**Written task:** The entire listing is to be repeated verbatim.

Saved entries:
-- start --

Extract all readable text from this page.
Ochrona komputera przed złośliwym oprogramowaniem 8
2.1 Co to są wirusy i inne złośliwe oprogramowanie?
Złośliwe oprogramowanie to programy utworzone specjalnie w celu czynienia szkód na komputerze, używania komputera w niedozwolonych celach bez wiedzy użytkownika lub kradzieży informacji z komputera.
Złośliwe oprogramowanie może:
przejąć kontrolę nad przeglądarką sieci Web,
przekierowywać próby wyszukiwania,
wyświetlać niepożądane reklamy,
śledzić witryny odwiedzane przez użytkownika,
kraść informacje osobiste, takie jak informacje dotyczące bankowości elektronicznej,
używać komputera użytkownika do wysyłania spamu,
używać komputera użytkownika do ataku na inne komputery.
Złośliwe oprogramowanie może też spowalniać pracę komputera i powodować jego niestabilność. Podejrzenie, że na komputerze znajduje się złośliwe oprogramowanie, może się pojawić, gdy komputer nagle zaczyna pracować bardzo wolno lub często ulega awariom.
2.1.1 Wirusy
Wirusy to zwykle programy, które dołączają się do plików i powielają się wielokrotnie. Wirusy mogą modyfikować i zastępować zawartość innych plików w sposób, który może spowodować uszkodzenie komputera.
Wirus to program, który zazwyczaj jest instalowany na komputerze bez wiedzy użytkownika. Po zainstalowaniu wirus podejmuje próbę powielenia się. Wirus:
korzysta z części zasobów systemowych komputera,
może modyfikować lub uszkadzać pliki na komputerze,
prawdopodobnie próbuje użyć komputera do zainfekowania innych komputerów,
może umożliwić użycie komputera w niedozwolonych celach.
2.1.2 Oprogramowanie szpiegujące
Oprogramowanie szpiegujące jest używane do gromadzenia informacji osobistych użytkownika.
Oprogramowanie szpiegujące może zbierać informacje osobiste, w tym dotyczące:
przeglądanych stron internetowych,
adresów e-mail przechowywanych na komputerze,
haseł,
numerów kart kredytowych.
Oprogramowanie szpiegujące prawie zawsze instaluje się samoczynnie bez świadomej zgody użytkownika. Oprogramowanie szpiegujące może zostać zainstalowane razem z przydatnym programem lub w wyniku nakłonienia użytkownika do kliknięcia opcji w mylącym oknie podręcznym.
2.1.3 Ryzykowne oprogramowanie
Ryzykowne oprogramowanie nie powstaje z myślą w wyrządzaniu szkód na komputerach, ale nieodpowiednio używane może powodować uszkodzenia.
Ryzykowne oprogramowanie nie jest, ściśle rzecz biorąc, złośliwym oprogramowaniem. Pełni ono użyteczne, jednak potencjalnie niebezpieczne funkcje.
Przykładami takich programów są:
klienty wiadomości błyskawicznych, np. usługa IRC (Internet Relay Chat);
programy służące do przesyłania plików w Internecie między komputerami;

-- end --

**Completed task:**
Extract all readable text from this page.
Ochrona komputera przed złośliwym oprogramowaniem 8
2.1 Co to są wirusy i inne złośliwe oprogramowanie?
Złośliwe oprogramowanie to programy utworzone specjalnie w celu czynienia szkód na komputerze, używania komputera w niedozwolonych celach bez wiedzy użytkownika lub kradzieży informacji z komputera.
Złośliwe oprogramowanie może:
przejąć kontrolę nad przeglądarką sieci Web,
przekierowywać próby wyszukiwania,
wyświetlać niepożądane reklamy,
śledzić witryny odwiedzane przez użytkownika,
kraść informacje osobiste, takie jak informacje dotyczące bankowości elektronicznej,
używać komputera użytkownika do wysyłania spamu,
używać komputera użytkownika do ataku na inne komputery.
Złośliwe oprogramowanie może też spowalniać pracę komputera i powodować jego niestabilność. Podejrzenie, że na komputerze znajduje się złośliwe oprogramowanie, może się pojawić, gdy komputer nagle zaczyna pracować bardzo wolno lub często ulega awariom.
2.1.1 Wirusy
Wirusy to zwykle programy, które dołączają się do plików i powielają się wielokrotnie. Wirusy mogą modyfikować i zastępować zawartość innych plików w sposób, który może spowodować uszkodzenie komputera.
Wirus to program, który zazwyczaj jest instalowany na komputerze bez wiedzy użytkownika. Po zainstalowaniu wirus podejmuje próbę powielenia się. Wirus:
korzysta z części zasobów systemowych komputera,
może modyfikować lub uszkadzać pliki na komputerze,
prawdopodobnie próbuje użyć komputera do zainfekowania innych komputerów,
może umożliwić użycie komputera w niedozwolonych celach.
2.1.2 Oprogramowanie szpiegujące
Oprogramowanie szpiegujące jest używane do gromadzenia informacji osobistych użytkownika.
Oprogramowanie szpiegujące może zbierać informacje osobiste, w tym dotyczące:
przeglądanych stron internetowych,
adresów e-mail przechowywanych na komputerze,
haseł,
numerów kart kredytowych.
Oprogramowanie szpiegujące prawie zawsze instaluje się samoczynnie bez świadomej zgody użytkownika. Oprogramowanie szpiegujące może zostać zainstalowane razem z przydatnym programem lub w wyniku nakłonienia użytkownika do kliknięcia opcji w mylącym oknie podręcznym.
2.1.3 Ryzykowne oprogramowanie
Ryzykowne oprogramowanie nie powstaje z myślą w wyrządzaniu szkód na komputerach, ale nieodpowiednio używane może powodować uszkodzenia.
Ryzykowne oprogramowanie nie jest, ściśle rzecz biorąc, złośliwym oprogramowaniem. Pełni ono użyteczne, jednak potencjalnie niebezpieczne funkcje.
Przykładami takich programów są:
klienty wiadomości błyskawicznych, np. usługa IRC (Internet Relay Chat);
programy służące do przesyłania plików w Internecie między komputerami;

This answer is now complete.